#### Task details:
Wherever a line holds the string "Spread", copy that line.

Excerpts from a figure dataset
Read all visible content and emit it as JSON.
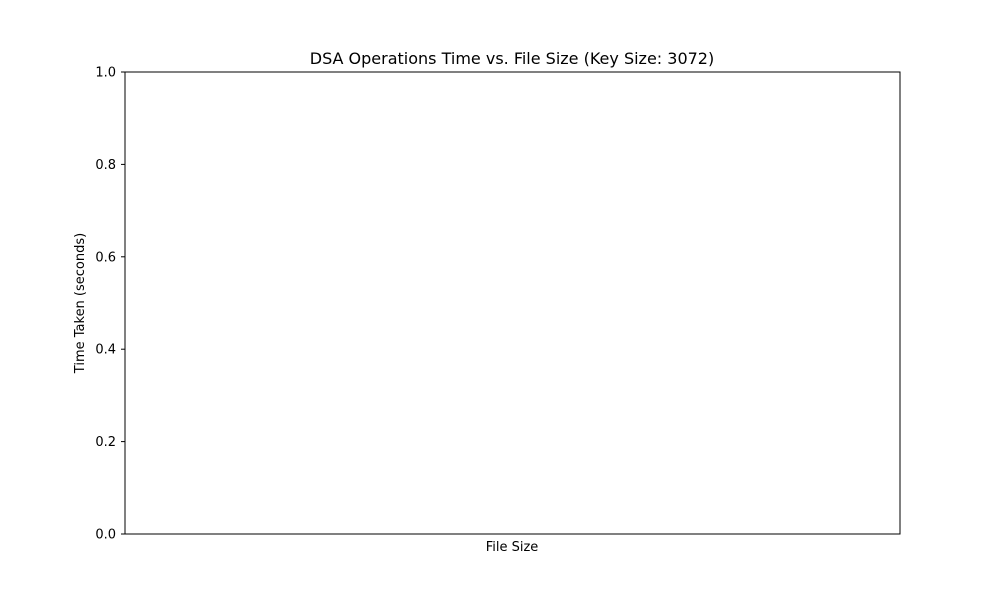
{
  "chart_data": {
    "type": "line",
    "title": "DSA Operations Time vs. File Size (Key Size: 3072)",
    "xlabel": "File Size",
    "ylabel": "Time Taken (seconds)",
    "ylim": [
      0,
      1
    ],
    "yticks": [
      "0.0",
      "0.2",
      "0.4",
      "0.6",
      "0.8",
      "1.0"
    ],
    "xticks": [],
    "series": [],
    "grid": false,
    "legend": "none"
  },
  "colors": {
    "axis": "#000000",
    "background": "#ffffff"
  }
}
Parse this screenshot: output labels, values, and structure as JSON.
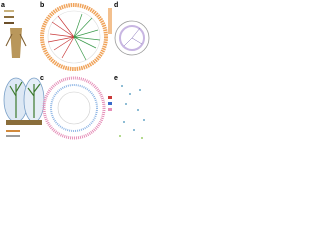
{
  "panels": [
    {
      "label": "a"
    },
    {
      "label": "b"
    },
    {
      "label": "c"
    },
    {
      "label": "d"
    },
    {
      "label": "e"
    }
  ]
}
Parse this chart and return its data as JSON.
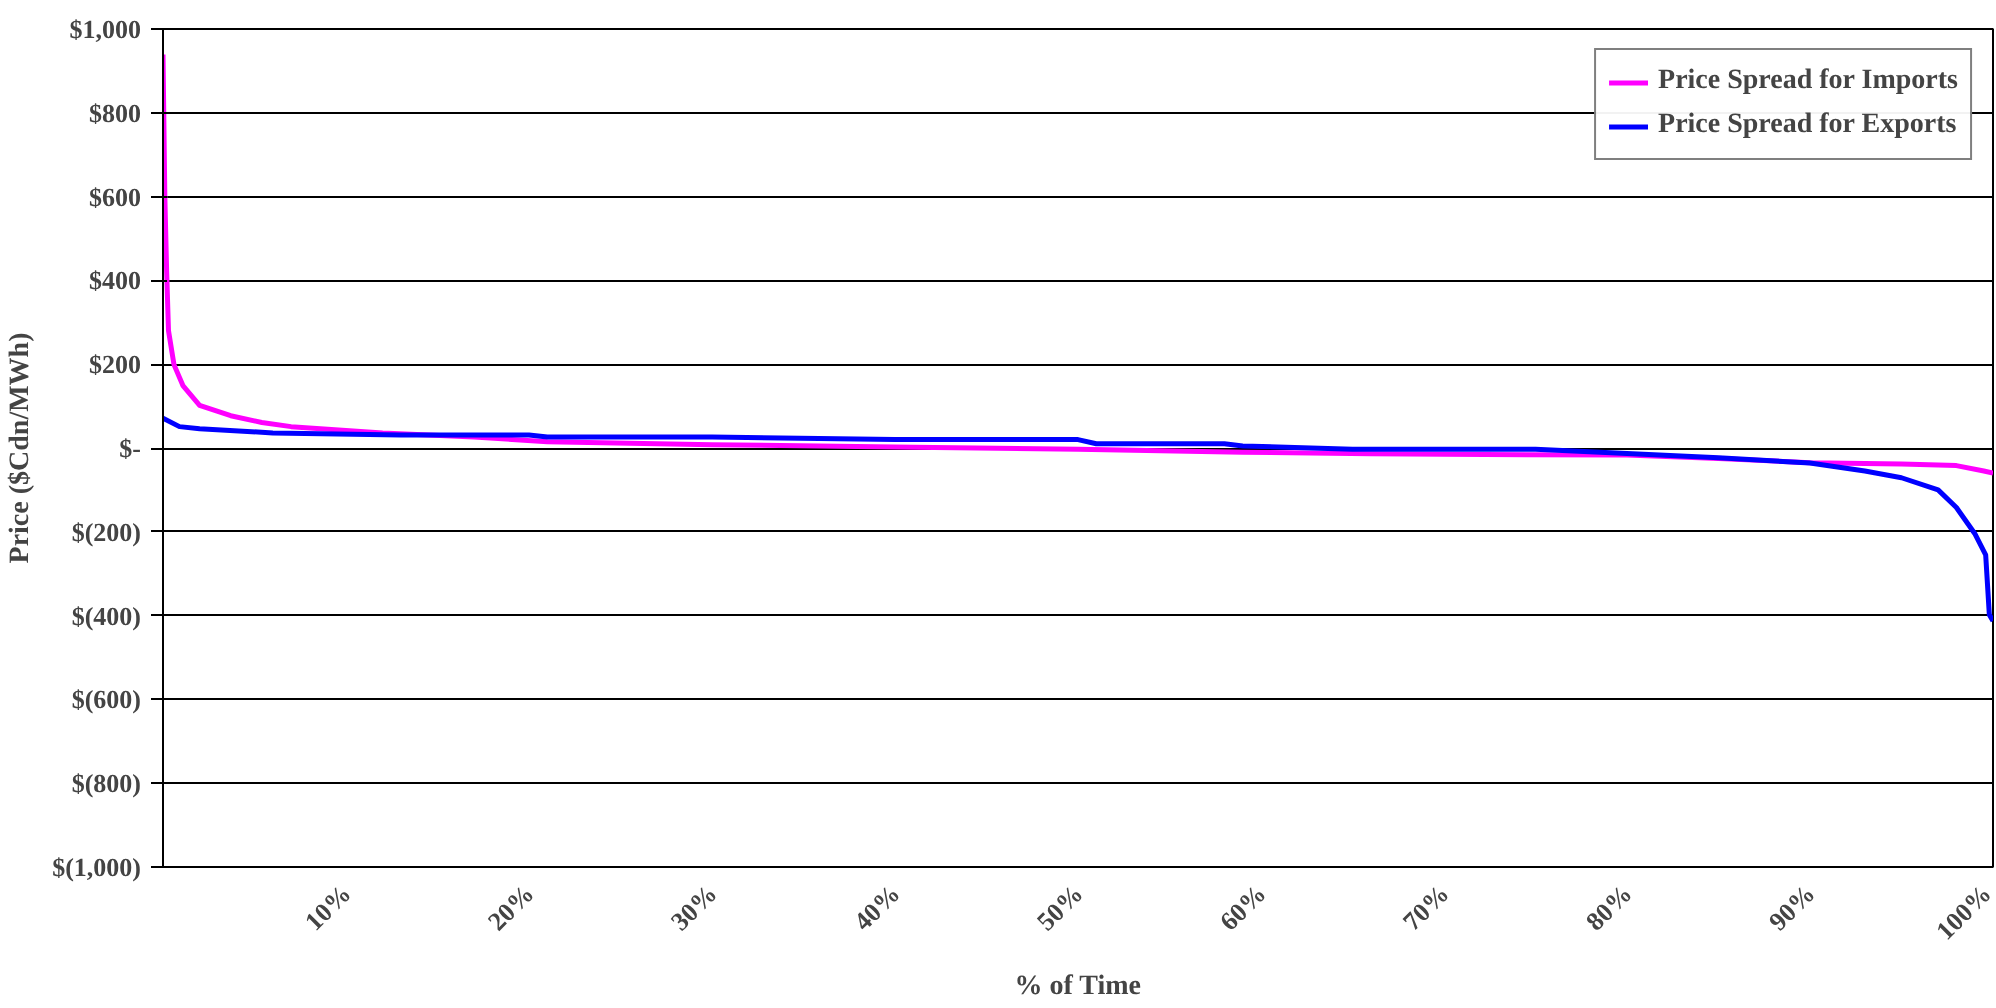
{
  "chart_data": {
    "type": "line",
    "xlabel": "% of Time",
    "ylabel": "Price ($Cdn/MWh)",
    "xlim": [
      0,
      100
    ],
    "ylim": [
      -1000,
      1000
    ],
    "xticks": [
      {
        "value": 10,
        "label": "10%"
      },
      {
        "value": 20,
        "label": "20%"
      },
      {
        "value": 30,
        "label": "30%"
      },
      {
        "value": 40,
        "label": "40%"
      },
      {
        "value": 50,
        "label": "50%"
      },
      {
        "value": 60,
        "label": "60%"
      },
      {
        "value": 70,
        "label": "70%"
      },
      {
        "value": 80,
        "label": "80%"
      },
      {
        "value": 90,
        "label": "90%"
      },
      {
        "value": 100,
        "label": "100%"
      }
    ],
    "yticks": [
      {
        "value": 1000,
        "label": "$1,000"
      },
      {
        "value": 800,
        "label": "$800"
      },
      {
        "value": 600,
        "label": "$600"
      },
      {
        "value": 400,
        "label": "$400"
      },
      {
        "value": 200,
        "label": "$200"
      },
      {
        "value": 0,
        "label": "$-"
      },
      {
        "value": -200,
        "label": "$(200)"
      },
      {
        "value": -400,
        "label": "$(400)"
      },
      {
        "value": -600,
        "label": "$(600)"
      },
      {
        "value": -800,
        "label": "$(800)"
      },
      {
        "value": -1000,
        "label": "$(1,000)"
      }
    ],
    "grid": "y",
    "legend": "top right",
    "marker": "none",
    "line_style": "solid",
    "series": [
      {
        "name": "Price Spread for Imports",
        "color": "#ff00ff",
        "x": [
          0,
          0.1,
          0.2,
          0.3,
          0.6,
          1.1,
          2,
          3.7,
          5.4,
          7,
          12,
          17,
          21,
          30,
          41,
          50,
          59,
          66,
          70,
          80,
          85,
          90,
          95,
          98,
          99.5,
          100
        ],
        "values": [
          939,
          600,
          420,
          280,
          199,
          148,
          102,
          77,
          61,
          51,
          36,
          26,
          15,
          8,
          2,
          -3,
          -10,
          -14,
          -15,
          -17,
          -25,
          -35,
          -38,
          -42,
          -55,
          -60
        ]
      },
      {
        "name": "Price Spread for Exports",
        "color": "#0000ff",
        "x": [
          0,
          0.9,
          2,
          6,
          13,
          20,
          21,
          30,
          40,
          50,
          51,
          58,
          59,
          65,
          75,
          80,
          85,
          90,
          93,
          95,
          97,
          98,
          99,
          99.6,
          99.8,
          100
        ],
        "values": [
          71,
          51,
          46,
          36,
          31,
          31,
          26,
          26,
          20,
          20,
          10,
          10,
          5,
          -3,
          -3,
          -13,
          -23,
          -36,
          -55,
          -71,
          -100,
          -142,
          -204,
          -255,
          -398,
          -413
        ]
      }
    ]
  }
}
--
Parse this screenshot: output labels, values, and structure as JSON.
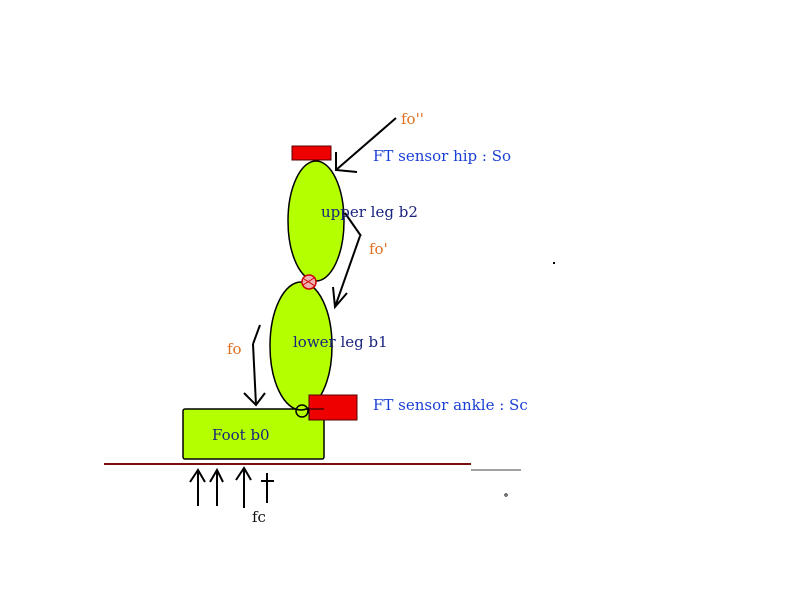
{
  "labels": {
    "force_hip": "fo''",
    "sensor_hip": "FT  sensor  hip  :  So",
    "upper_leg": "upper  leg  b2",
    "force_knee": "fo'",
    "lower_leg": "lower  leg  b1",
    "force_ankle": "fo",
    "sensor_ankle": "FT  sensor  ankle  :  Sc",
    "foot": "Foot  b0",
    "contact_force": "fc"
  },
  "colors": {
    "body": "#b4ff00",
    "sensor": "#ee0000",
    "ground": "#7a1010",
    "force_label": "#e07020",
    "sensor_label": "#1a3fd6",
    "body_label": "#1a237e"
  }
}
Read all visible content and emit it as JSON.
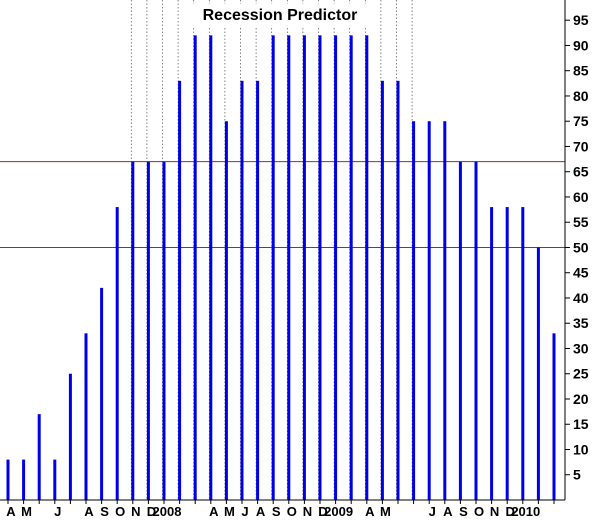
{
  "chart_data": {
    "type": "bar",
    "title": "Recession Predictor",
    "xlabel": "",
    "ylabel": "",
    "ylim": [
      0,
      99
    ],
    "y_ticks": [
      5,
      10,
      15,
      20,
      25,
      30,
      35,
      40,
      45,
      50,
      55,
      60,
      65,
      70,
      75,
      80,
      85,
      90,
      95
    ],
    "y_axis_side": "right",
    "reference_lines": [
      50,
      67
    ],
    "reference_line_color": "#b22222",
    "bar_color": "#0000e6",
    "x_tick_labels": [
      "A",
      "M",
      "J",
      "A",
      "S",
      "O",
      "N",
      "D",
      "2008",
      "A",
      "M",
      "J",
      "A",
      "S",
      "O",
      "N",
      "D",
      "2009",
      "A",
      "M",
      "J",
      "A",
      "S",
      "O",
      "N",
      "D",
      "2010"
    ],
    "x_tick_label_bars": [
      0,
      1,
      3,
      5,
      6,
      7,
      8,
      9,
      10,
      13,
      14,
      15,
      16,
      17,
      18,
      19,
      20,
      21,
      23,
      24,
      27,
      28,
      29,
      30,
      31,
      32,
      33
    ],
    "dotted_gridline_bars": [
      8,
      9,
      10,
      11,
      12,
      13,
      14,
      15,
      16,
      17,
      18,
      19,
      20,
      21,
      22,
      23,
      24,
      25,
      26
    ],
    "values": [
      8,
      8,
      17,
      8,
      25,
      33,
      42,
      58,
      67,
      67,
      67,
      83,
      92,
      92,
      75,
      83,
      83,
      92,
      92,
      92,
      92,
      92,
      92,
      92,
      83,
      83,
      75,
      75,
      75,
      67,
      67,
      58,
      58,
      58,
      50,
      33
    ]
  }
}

#### Response to this task:
        "name": "Price Spread for Imports",
        "name": "Price Spread for Exports",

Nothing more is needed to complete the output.